— start of MATERIAL FOR THIS TASK —

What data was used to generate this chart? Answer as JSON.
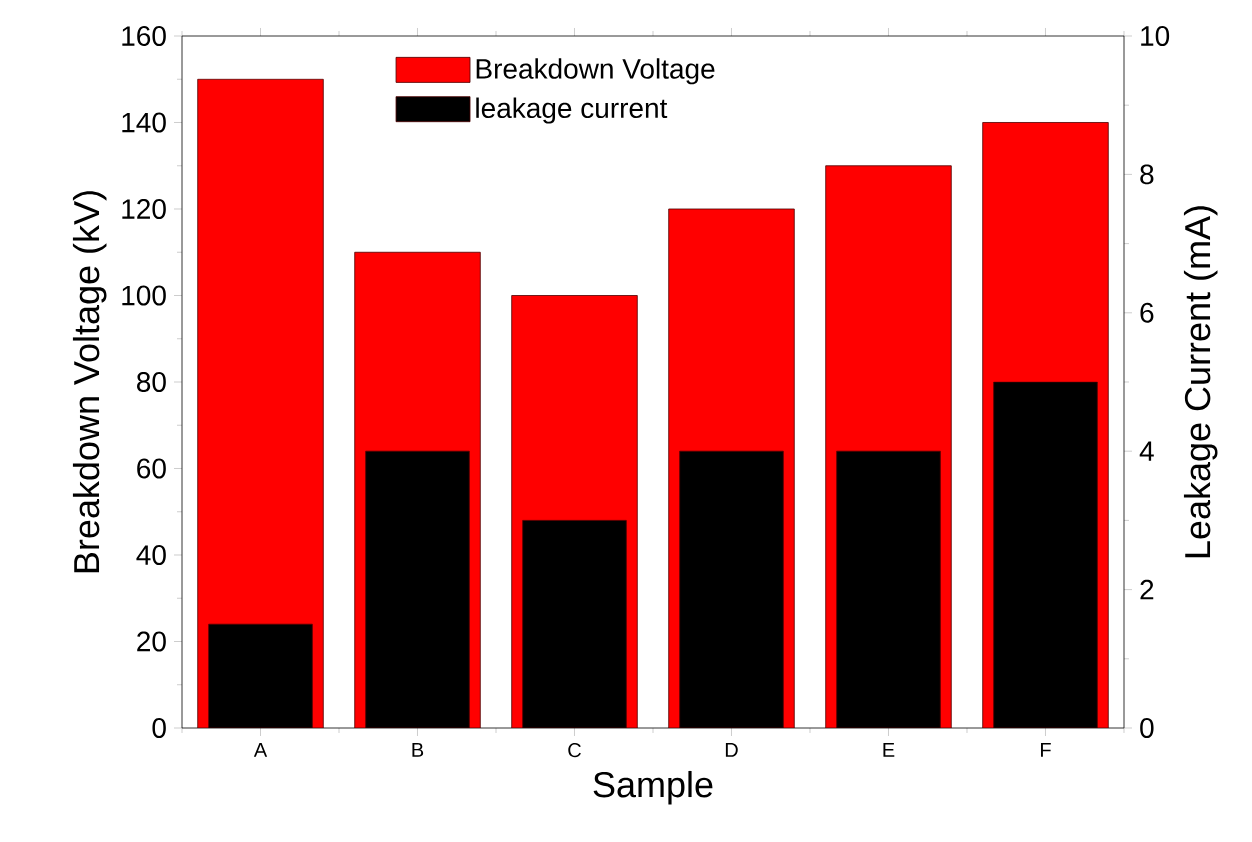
{
  "chart_data": {
    "type": "bar",
    "xlabel": "Sample",
    "ylabel": "Breakdown Voltage (kV)",
    "y2label": "Leakage Current (mA)",
    "categories": [
      "A",
      "B",
      "C",
      "D",
      "E",
      "F"
    ],
    "series": [
      {
        "name": "Breakdown Voltage",
        "color": "#ff0000",
        "values": [
          150,
          110,
          100,
          120,
          130,
          140
        ]
      },
      {
        "name": "leakage current",
        "color": "#000000",
        "values": [
          1.5,
          4,
          3,
          4,
          4,
          5
        ],
        "axis": "y2"
      }
    ],
    "ylim": [
      0,
      160
    ],
    "yticks": [
      0,
      20,
      40,
      60,
      80,
      100,
      120,
      140,
      160
    ],
    "y2lim": [
      0,
      10
    ],
    "y2ticks": [
      0,
      2,
      4,
      6,
      8,
      10
    ],
    "grid": false,
    "legend": "top"
  }
}
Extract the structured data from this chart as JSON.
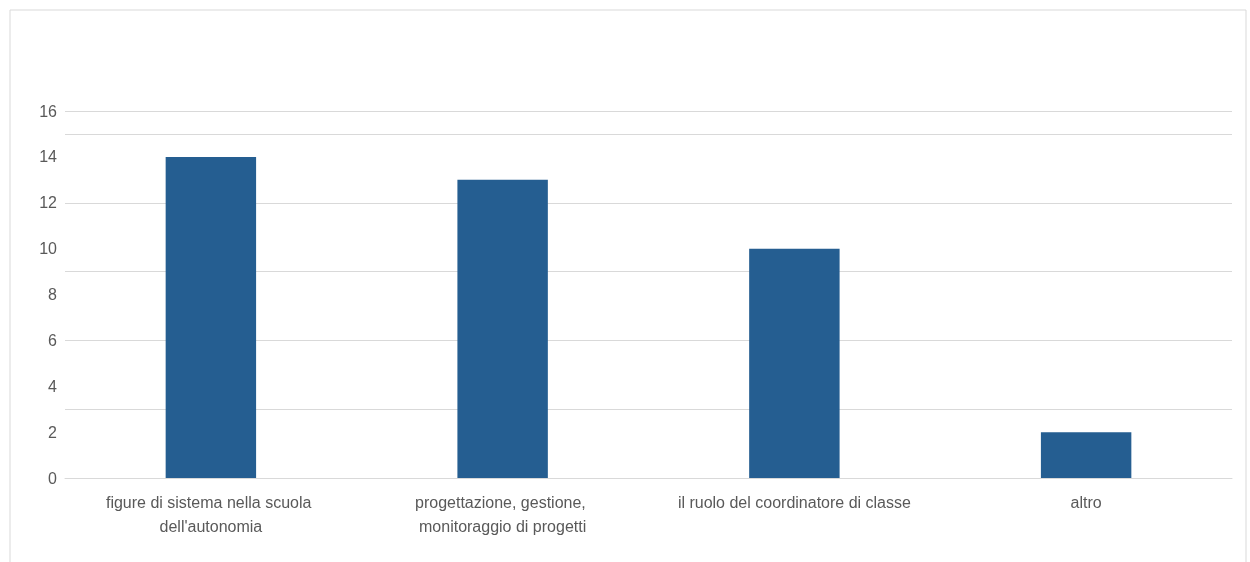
{
  "chart_data": {
    "type": "bar",
    "categories": [
      "figure di sistema nella scuola dell'autonomia",
      "progettazione, gestione, monitoraggio di progetti",
      "il ruolo del coordinatore di classe",
      "altro"
    ],
    "values": [
      14,
      13,
      10,
      2
    ],
    "color": "#255e91",
    "ylim": [
      0,
      16
    ],
    "yticks": [
      0,
      2,
      4,
      6,
      8,
      10,
      12,
      14,
      16
    ],
    "grid": "y"
  }
}
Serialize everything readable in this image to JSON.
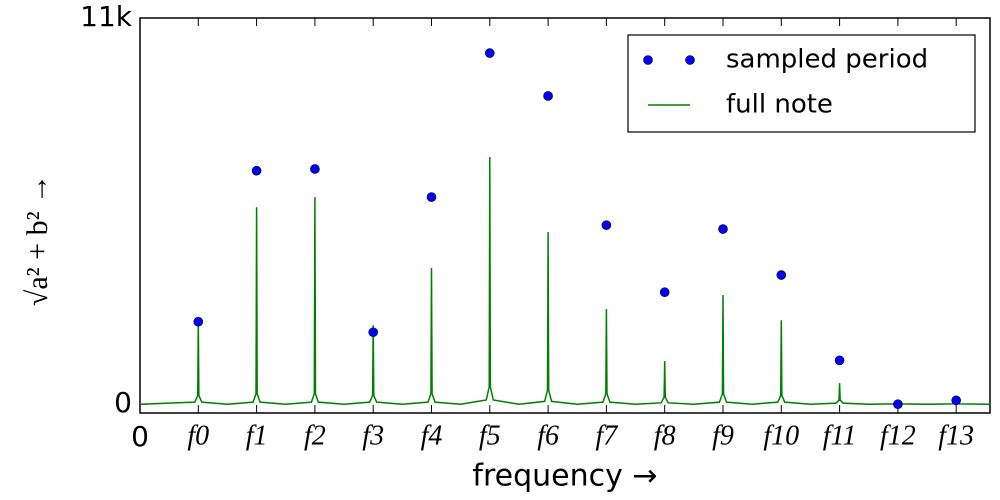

— end of MATERIAL FOR THIS TASK —

WHAT IS EXPECTED ▸
List each line of the records that holds the string "name".

WRITTEN REPLY ▸
        "name": "Breakdown Voltage",
        "name": "leakage current",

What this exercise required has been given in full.